> Given instruction: Exactly reproduce each line of the listing that follows.

(Dataset rows)
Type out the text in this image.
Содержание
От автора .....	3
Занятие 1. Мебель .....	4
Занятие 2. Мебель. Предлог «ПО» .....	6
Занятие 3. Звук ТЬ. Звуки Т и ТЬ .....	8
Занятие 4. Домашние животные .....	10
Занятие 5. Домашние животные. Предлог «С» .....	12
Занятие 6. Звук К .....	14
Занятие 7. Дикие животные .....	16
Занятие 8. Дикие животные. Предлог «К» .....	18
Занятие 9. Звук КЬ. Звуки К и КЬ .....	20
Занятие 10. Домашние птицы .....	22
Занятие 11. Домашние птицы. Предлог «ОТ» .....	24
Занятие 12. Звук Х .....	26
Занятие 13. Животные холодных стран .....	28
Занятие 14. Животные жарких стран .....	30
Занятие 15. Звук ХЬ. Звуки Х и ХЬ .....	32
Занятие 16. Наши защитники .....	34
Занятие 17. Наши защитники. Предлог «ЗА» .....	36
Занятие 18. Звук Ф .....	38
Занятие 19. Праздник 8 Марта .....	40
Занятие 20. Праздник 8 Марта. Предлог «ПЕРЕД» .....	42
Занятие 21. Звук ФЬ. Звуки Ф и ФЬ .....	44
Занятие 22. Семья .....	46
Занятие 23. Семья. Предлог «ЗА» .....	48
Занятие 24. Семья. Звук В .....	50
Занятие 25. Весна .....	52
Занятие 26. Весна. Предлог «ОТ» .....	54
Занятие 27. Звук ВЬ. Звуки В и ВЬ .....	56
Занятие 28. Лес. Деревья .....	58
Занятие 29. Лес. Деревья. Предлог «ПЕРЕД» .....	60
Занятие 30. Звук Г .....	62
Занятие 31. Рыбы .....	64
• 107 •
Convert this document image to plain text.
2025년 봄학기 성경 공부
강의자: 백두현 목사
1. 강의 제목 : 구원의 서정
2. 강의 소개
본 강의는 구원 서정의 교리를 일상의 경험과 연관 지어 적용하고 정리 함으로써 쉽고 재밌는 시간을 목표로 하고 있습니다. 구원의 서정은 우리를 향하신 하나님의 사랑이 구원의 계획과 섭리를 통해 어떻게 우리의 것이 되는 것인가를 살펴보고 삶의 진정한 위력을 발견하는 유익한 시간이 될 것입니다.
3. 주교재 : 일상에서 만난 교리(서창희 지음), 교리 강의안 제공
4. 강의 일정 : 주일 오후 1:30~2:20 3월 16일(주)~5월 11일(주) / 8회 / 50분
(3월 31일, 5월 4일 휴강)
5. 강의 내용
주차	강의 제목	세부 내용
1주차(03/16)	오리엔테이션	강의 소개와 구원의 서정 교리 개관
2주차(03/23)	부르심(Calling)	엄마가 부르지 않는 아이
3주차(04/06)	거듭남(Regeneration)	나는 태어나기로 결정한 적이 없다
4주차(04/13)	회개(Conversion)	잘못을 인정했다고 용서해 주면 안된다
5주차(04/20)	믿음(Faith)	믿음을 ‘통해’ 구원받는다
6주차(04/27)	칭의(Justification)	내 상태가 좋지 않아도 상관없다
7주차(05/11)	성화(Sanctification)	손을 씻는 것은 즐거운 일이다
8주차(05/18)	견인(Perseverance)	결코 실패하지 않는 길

> Response to this task:
Type out the text in this image.
Содержание
От автора .....	3
Занятие 1. Мебель .....	4
Занятие 2. Мебель. Предлог «ПО» .....	6
Занятие 3. Звук ТЬ. Звуки Т и ТЬ .....	8
Занятие 4. Домашние животные .....	10
Занятие 5. Домашние животные. Предлог «С» .....	12
Занятие 6. Звук К .....	14
Занятие 7. Дикие животные .....	16
Занятие 8. Дикие животные. Предлог «К» .....	18
Занятие 9. Звук КЬ. Звуки К и КЬ .....	20
Занятие 10. Домашние птицы .....	22
Занятие 11. Домашние птицы. Предлог «ОТ» .....	24
Занятие 12. Звук Х .....	26
Занятие 13. Животные холодных стран .....	28
Занятие 14. Животные жарких стран .....	30
Занятие 15. Звук ХЬ. Звуки Х и ХЬ .....	32
Занятие 16. Наши защитники .....	34
Занятие 17. Наши защитники. Предлог «ЗА» .....	36
Занятие 18. Звук Ф .....	38
Занятие 19. Праздник 8 Марта .....	40
Занятие 20. Праздник 8 Марта. Предлог «ПЕРЕД» .....	42
Занятие 21. Звук ФЬ. Звуки Ф и ФЬ .....	44
Занятие 22. Семья .....	46
Занятие 23. Семья. Предлог «ЗА» .....	48
Занятие 24. Семья. Звук В .....	50
Занятие 25. Весна .....	52
Занятие 26. Весна. Предлог «ОТ» .....	54
Занятие 27. Звук ВЬ. Звуки В и ВЬ .....	56
Занятие 28. Лес. Деревья .....	58
Занятие 29. Лес. Деревья. Предлог «ПЕРЕД» .....	60
Занятие 30. Звук Г .....	62
Занятие 31. Рыбы .....	64
• 107 •
Convert this document image to plain text.
2025년 봄학기 성경 공부
강의자: 백두현 목사
1. 강의 제목 : 구원의 서정
2. 강의 소개
본 강의는 구원 서정의 교리를 일상의 경험과 연관 지어 적용하고 정리 함으로써 쉽고 재밌는 시간을 목표로 하고 있습니다. 구원의 서정은 우리를 향하신 하나님의 사랑이 구원의 계획과 섭리를 통해 어떻게 우리의 것이 되는 것인가를 살펴보고 삶의 진정한 위력을 발견하는 유익한 시간이 될 것입니다.
3. 주교재 : 일상에서 만난 교리(서창희 지음), 교리 강의안 제공
4. 강의 일정 : 주일 오후 1:30~2:20 3월 16일(주)~5월 11일(주) / 8회 / 50분
(3월 31일, 5월 4일 휴강)
5. 강의 내용
주차	강의 제목	세부 내용
1주차(03/16)	오리엔테이션	강의 소개와 구원의 서정 교리 개관
2주차(03/23)	부르심(Calling)	엄마가 부르지 않는 아이
3주차(04/06)	거듭남(Regeneration)	나는 태어나기로 결정한 적이 없다
4주차(04/13)	회개(Conversion)	잘못을 인정했다고 용서해 주면 안된다
5주차(04/20)	믿음(Faith)	믿음을 ‘통해’ 구원받는다
6주차(04/27)	칭의(Justification)	내 상태가 좋지 않아도 상관없다
7주차(05/11)	성화(Sanctification)	손을 씻는 것은 즐거운 일이다
8주차(05/18)	견인(Perseverance)	결코 실패하지 않는 길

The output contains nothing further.